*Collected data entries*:

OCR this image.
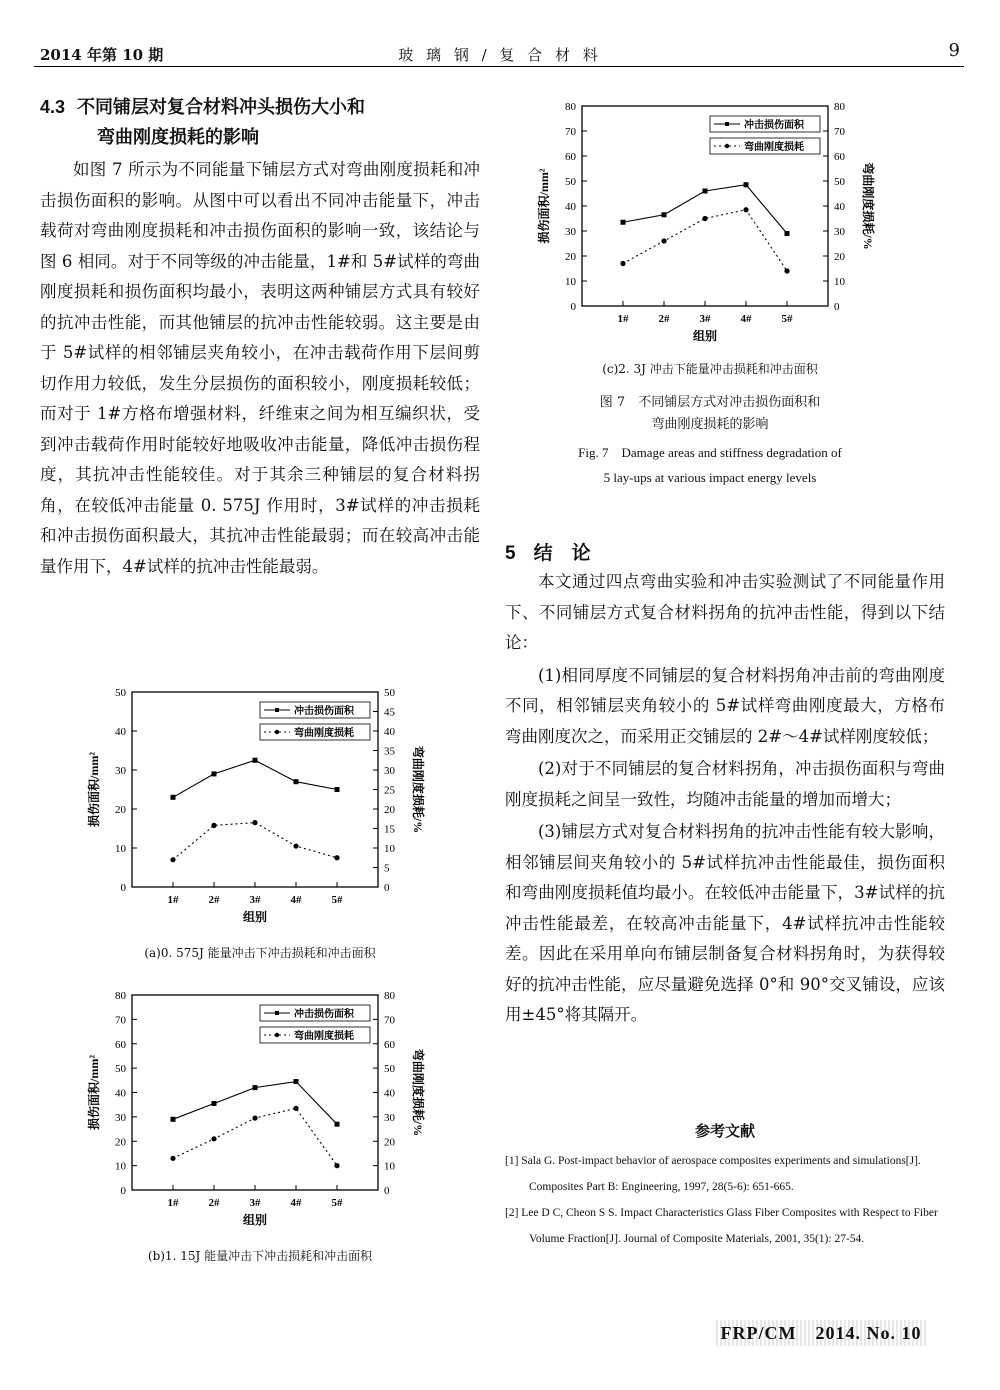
2014 年第 10 期	玻 璃 钢 / 复 合 材 料	9
4.3 不同铺层对复合材料冲头损伤大小和
弯曲刚度损耗的影响

如图 7 所示为不同能量下铺层方式对弯曲刚度损耗和冲击损伤面积的影响。从图中可以看出不同冲击能量下，冲击载荷对弯曲刚度损耗和冲击损伤面积的影响一致，该结论与图 6 相同。对于不同等级的冲击能量，1#和 5#试样的弯曲刚度损耗和损伤面积均最小，表明这两种铺层方式具有较好的抗冲击性能，而其他铺层的抗冲击性能较弱。这主要是由于 5#试样的相邻铺层夹角较小，在冲击载荷作用下层间剪切作用力较低，发生分层损伤的面积较小，刚度损耗较低；而对于 1#方格布增强材料，纤维束之间为相互编织状，受到冲击载荷作用时能较好地吸收冲击能量，降低冲击损伤程度，其抗冲击性能较佳。对于其余三种铺层的复合材料拐角，在较低冲击能量 0. 575J 作用时，3#试样的冲击损耗和冲击损伤面积最大，其抗冲击性能最弱；而在较高冲击能量作用下，4#试样的抗冲击性能最弱。

0
10
20
30
40
50
0
5
10
15
20
25
30
35
40
45
50
1#	2#	3#	4#	5#
组别
损伤面积/mm²	弯曲刚度损耗/%
冲击损伤面积
弯曲刚度损耗
(a)0. 575J 能量冲击下冲击损耗和冲击面积
0
10
20
30
40
50
60
70
80
0
10
20
30
40
50
60
70
80
1#	2#	3#	4#	5#
组别
损伤面积/mm²	弯曲刚度损耗/%
冲击损伤面积
弯曲刚度损耗
(b)1. 15J 能量冲击下冲击损耗和冲击面积
0
10
20
30
40
50
60
70
80
0
10
20
30
40
50
60
70
80
1#	2#	3#	4#	5#
组别
损伤面积/mm²	弯曲刚度损耗/%
冲击损伤面积
弯曲刚度损耗
(c)2. 3J 冲击下能量冲击损耗和冲击面积
图 7　不同铺层方式对冲击损伤面积和
弯曲刚度损耗的影响
Fig. 7　Damage areas and stiffness degradation of
5 lay-ups at various impact energy levels
5 结　论

本文通过四点弯曲实验和冲击实验测试了不同能量作用下、不同铺层方式复合材料拐角的抗冲击性能，得到以下结论：

(1)相同厚度不同铺层的复合材料拐角冲击前的弯曲刚度不同，相邻铺层夹角较小的 5#试样弯曲刚度最大，方格布弯曲刚度次之，而采用正交铺层的 2#～4#试样刚度较低；

(2)对于不同铺层的复合材料拐角，冲击损伤面积与弯曲刚度损耗之间呈一致性，均随冲击能量的增加而增大；

(3)铺层方式对复合材料拐角的抗冲击性能有较大影响，相邻铺层间夹角较小的 5#试样抗冲击性能最佳，损伤面积和弯曲刚度损耗值均最小。在较低冲击能量下，3#试样的抗冲击性能最差，在较高冲击能量下，4#试样抗冲击性能较差。因此在采用单向布铺层制备复合材料拐角时，为获得较好的抗冲击性能，应尽量避免选择 0°和 90°交叉铺设，应该用±45°将其隔开。

参考文献
[1] Sala G. Post-impact behavior of aerospace composites experiments and simulations[J]. Composites Part B: Engineering, 1997, 28(5-6): 651-665.
[2] Lee D C, Cheon S S. Impact Characteristics Glass Fiber Composites with Respect to Fiber Volume Fraction[J]. Journal of Composite Materials, 2001, 35(1): 27-54.
FRP/CM　2014. No. 10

*Directive*: Say how many lines in the records contain the string "Composites", and say nothing else.

*Exercise response*: 2